Requirement: Type every record exactly as it appears.

#### Records for the exercise ####

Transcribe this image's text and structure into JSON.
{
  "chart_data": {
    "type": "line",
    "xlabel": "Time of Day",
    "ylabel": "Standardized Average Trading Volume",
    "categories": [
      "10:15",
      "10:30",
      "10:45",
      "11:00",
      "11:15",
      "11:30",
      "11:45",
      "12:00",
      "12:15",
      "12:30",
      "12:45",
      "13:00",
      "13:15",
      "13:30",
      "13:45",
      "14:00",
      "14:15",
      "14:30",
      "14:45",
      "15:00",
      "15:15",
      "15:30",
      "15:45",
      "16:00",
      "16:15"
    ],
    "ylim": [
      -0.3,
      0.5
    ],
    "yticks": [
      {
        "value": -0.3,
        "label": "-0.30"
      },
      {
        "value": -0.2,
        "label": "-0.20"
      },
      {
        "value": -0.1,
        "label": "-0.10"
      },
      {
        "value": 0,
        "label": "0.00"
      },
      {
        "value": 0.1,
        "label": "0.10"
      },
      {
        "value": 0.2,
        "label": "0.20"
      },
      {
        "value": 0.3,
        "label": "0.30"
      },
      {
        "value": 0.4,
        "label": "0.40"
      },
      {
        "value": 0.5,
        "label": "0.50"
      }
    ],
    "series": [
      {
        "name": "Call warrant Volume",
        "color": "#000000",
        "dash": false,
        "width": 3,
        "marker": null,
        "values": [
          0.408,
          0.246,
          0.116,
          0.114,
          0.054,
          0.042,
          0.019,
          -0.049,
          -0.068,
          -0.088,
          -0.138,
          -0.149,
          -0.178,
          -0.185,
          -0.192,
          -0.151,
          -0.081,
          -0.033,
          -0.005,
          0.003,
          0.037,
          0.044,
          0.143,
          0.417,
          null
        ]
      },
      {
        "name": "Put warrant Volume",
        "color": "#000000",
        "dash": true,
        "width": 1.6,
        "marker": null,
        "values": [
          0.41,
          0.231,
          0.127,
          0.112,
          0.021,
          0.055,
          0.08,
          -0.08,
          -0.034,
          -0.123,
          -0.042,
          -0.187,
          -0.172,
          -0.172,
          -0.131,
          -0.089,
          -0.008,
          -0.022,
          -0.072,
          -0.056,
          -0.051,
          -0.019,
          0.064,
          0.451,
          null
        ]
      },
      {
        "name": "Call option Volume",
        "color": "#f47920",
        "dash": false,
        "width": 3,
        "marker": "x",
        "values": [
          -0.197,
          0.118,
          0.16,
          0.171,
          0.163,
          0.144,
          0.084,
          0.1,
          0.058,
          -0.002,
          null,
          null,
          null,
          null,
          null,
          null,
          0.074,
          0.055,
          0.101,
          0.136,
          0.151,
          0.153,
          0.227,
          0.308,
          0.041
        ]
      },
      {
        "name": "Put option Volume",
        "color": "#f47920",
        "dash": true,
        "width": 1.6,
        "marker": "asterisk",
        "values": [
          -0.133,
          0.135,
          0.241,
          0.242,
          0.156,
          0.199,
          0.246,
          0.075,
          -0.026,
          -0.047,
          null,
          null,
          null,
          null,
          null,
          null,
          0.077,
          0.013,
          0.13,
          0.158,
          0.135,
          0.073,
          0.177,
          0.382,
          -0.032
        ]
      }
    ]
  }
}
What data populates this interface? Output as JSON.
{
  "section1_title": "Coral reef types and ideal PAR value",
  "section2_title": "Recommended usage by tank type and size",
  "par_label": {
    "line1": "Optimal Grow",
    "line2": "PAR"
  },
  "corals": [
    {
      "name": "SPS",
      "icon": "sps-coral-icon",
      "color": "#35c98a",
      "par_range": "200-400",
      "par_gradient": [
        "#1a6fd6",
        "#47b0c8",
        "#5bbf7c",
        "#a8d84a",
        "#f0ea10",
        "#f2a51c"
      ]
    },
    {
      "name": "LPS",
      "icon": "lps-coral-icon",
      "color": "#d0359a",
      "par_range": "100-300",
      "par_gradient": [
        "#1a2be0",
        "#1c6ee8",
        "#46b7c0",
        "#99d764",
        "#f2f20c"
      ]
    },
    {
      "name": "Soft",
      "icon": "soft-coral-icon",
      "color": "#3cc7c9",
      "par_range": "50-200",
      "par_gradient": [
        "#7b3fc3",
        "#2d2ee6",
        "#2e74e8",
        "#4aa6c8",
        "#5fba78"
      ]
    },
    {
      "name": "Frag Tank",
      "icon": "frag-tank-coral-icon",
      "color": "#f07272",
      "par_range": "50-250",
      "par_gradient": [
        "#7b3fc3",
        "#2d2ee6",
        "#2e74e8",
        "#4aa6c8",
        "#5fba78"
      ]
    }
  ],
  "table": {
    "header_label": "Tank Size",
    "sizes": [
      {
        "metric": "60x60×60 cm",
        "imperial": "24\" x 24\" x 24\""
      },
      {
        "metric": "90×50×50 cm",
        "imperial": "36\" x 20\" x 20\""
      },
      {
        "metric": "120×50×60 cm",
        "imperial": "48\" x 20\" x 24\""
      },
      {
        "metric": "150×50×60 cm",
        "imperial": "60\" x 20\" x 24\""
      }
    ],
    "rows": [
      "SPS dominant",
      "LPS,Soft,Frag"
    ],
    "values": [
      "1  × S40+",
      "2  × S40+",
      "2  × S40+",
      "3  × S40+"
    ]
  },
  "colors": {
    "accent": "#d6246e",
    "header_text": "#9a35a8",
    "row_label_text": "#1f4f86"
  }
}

####

Result for this task:
Transcribe this image's text and structure into JSON.
{
  "chart_data": {
    "type": "line",
    "xlabel": "Time of Day",
    "ylabel": "Standardized Average Trading Volume",
    "categories": [
      "10:15",
      "10:30",
      "10:45",
      "11:00",
      "11:15",
      "11:30",
      "11:45",
      "12:00",
      "12:15",
      "12:30",
      "12:45",
      "13:00",
      "13:15",
      "13:30",
      "13:45",
      "14:00",
      "14:15",
      "14:30",
      "14:45",
      "15:00",
      "15:15",
      "15:30",
      "15:45",
      "16:00",
      "16:15"
    ],
    "ylim": [
      -0.3,
      0.5
    ],
    "yticks": [
      {
        "value": -0.3,
        "label": "-0.30"
      },
      {
        "value": -0.2,
        "label": "-0.20"
      },
      {
        "value": -0.1,
        "label": "-0.10"
      },
      {
        "value": 0,
        "label": "0.00"
      },
      {
        "value": 0.1,
        "label": "0.10"
      },
      {
        "value": 0.2,
        "label": "0.20"
      },
      {
        "value": 0.3,
        "label": "0.30"
      },
      {
        "value": 0.4,
        "label": "0.40"
      },
      {
        "value": 0.5,
        "label": "0.50"
      }
    ],
    "series": [
      {
        "name": "Call warrant Volume",
        "color": "#000000",
        "dash": false,
        "width": 3,
        "marker": null,
        "values": [
          0.408,
          0.246,
          0.116,
          0.114,
          0.054,
          0.042,
          0.019,
          -0.049,
          -0.068,
          -0.088,
          -0.138,
          -0.149,
          -0.178,
          -0.185,
          -0.192,
          -0.151,
          -0.081,
          -0.033,
          -0.005,
          0.003,
          0.037,
          0.044,
          0.143,
          0.417,
          null
        ]
      },
      {
        "name": "Put warrant Volume",
        "color": "#000000",
        "dash": true,
        "width": 1.6,
        "marker": null,
        "values": [
          0.41,
          0.231,
          0.127,
          0.112,
          0.021,
          0.055,
          0.08,
          -0.08,
          -0.034,
          -0.123,
          -0.042,
          -0.187,
          -0.172,
          -0.172,
          -0.131,
          -0.089,
          -0.008,
          -0.022,
          -0.072,
          -0.056,
          -0.051,
          -0.019,
          0.064,
          0.451,
          null
        ]
      },
      {
        "name": "Call option Volume",
        "color": "#f47920",
        "dash": false,
        "width": 3,
        "marker": "x",
        "values": [
          -0.197,
          0.118,
          0.16,
          0.171,
          0.163,
          0.144,
          0.084,
          0.1,
          0.058,
          -0.002,
          null,
          null,
          null,
          null,
          null,
          null,
          0.074,
          0.055,
          0.101,
          0.136,
          0.151,
          0.153,
          0.227,
          0.308,
          0.041
        ]
      },
      {
        "name": "Put option Volume",
        "color": "#f47920",
        "dash": true,
        "width": 1.6,
        "marker": "asterisk",
        "values": [
          -0.133,
          0.135,
          0.241,
          0.242,
          0.156,
          0.199,
          0.246,
          0.075,
          -0.026,
          -0.047,
          null,
          null,
          null,
          null,
          null,
          null,
          0.077,
          0.013,
          0.13,
          0.158,
          0.135,
          0.073,
          0.177,
          0.382,
          -0.032
        ]
      }
    ]
  }
}
What data populates this interface? Output as JSON.
{
  "section1_title": "Coral reef types and ideal PAR value",
  "section2_title": "Recommended usage by tank type and size",
  "par_label": {
    "line1": "Optimal Grow",
    "line2": "PAR"
  },
  "corals": [
    {
      "name": "SPS",
      "icon": "sps-coral-icon",
      "color": "#35c98a",
      "par_range": "200-400",
      "par_gradient": [
        "#1a6fd6",
        "#47b0c8",
        "#5bbf7c",
        "#a8d84a",
        "#f0ea10",
        "#f2a51c"
      ]
    },
    {
      "name": "LPS",
      "icon": "lps-coral-icon",
      "color": "#d0359a",
      "par_range": "100-300",
      "par_gradient": [
        "#1a2be0",
        "#1c6ee8",
        "#46b7c0",
        "#99d764",
        "#f2f20c"
      ]
    },
    {
      "name": "Soft",
      "icon": "soft-coral-icon",
      "color": "#3cc7c9",
      "par_range": "50-200",
      "par_gradient": [
        "#7b3fc3",
        "#2d2ee6",
        "#2e74e8",
        "#4aa6c8",
        "#5fba78"
      ]
    },
    {
      "name": "Frag Tank",
      "icon": "frag-tank-coral-icon",
      "color": "#f07272",
      "par_range": "50-250",
      "par_gradient": [
        "#7b3fc3",
        "#2d2ee6",
        "#2e74e8",
        "#4aa6c8",
        "#5fba78"
      ]
    }
  ],
  "table": {
    "header_label": "Tank Size",
    "sizes": [
      {
        "metric": "60x60×60 cm",
        "imperial": "24\" x 24\" x 24\""
      },
      {
        "metric": "90×50×50 cm",
        "imperial": "36\" x 20\" x 20\""
      },
      {
        "metric": "120×50×60 cm",
        "imperial": "48\" x 20\" x 24\""
      },
      {
        "metric": "150×50×60 cm",
        "imperial": "60\" x 20\" x 24\""
      }
    ],
    "rows": [
      "SPS dominant",
      "LPS,Soft,Frag"
    ],
    "values": [
      "1  × S40+",
      "2  × S40+",
      "2  × S40+",
      "3  × S40+"
    ]
  },
  "colors": {
    "accent": "#d6246e",
    "header_text": "#9a35a8",
    "row_label_text": "#1f4f86"
  }
}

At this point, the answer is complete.